:: Do this ::
All of the records below need to be copied exactly.

══ Provided data

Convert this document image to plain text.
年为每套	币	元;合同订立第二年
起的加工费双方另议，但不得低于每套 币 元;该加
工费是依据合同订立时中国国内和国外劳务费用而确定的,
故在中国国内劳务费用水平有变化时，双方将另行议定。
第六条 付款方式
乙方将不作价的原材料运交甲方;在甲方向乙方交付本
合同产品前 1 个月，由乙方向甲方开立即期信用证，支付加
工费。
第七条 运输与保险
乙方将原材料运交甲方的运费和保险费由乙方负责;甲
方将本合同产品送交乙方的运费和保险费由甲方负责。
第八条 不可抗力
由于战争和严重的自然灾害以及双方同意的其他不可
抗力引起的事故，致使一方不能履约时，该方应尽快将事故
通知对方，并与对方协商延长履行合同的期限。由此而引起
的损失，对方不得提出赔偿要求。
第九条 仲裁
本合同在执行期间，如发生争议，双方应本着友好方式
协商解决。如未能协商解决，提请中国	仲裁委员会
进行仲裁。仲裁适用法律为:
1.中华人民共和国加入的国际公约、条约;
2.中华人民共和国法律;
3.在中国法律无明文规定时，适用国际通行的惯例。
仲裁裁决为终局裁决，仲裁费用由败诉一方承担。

════

:: Correct response ::
Convert this document image to plain text.
年为每套	币	元;合同订立第二年
起的加工费双方另议，但不得低于每套 币 元;该加
工费是依据合同订立时中国国内和国外劳务费用而确定的,
故在中国国内劳务费用水平有变化时，双方将另行议定。
第六条 付款方式
乙方将不作价的原材料运交甲方;在甲方向乙方交付本
合同产品前 1 个月，由乙方向甲方开立即期信用证，支付加
工费。
第七条 运输与保险
乙方将原材料运交甲方的运费和保险费由乙方负责;甲
方将本合同产品送交乙方的运费和保险费由甲方负责。
第八条 不可抗力
由于战争和严重的自然灾害以及双方同意的其他不可
抗力引起的事故，致使一方不能履约时，该方应尽快将事故
通知对方，并与对方协商延长履行合同的期限。由此而引起
的损失，对方不得提出赔偿要求。
第九条 仲裁
本合同在执行期间，如发生争议，双方应本着友好方式
协商解决。如未能协商解决，提请中国	仲裁委员会
进行仲裁。仲裁适用法律为:
1.中华人民共和国加入的国际公约、条约;
2.中华人民共和国法律;
3.在中国法律无明文规定时，适用国际通行的惯例。
仲裁裁决为终局裁决，仲裁费用由败诉一方承担。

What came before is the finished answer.